§ Goal: Scan the material below for the string "TREO", and copy every line where it shows up.

§ Extracted data:
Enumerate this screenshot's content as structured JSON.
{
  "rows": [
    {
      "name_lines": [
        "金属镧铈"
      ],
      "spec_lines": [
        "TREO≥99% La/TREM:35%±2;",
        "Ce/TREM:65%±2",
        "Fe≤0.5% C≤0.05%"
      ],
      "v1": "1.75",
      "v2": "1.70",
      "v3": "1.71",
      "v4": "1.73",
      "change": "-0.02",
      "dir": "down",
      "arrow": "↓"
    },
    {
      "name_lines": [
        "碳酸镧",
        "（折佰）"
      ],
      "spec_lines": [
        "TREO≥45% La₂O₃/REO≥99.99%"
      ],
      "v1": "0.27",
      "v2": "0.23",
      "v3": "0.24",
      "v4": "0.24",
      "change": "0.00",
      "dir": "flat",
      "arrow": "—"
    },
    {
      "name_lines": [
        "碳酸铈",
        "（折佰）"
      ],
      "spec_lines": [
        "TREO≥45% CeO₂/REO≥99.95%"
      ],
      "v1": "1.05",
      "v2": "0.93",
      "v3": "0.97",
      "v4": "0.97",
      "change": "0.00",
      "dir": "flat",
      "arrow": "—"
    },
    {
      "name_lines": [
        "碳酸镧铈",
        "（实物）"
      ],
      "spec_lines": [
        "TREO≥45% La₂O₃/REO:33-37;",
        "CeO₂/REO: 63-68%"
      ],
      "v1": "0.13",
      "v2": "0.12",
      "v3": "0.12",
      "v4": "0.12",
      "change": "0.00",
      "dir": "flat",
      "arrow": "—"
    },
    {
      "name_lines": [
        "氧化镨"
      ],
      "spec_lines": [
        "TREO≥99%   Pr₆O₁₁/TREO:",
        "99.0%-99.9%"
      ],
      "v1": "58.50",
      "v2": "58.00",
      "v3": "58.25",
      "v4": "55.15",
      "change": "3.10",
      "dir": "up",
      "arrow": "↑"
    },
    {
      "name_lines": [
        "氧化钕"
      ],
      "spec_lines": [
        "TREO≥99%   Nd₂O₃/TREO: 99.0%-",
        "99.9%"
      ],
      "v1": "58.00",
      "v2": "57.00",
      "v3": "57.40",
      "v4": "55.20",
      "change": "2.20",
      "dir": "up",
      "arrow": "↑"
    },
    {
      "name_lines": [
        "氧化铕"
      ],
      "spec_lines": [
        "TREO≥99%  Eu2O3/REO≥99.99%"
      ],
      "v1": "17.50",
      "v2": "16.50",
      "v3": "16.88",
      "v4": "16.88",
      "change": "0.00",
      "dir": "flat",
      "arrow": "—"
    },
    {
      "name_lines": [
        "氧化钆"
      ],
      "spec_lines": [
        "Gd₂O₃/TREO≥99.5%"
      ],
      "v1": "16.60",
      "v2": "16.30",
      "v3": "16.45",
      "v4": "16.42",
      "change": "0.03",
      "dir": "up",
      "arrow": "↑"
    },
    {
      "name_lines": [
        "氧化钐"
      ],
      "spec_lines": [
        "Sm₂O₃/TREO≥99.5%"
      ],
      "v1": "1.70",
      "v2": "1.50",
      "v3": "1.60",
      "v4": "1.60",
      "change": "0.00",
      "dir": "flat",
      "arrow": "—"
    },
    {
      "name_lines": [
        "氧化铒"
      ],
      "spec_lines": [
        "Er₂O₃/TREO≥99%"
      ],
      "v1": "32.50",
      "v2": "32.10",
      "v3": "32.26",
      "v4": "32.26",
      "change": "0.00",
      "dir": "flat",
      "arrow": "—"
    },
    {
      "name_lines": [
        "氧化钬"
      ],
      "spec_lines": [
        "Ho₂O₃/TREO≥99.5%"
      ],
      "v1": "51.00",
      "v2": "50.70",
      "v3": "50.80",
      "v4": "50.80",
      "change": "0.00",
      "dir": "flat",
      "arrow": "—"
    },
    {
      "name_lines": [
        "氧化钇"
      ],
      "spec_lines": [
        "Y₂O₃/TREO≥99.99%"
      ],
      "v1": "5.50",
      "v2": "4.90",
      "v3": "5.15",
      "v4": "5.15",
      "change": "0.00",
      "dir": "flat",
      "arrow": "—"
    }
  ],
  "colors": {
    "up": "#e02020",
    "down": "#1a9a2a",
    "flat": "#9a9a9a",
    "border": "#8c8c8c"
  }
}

§ Solution to this exercise:
        "TREO≥99% La/TREM:35%±2;",
        "TREO≥45% La₂O₃/REO≥99.99%"
        "TREO≥45% CeO₂/REO≥99.95%"
        "TREO≥45% La₂O₃/REO:33-37;",
        "TREO≥99%   Pr₆O₁₁/TREO:",
        "TREO≥99%   Nd₂O₃/TREO: 99.0%-",
        "TREO≥99%  Eu2O3/REO≥99.99%"
        "Gd₂O₃/TREO≥99.5%"
        "Sm₂O₃/TREO≥99.5%"
        "Er₂O₃/TREO≥99%"
        "Ho₂O₃/TREO≥99.5%"
        "Y₂O₃/TREO≥99.99%"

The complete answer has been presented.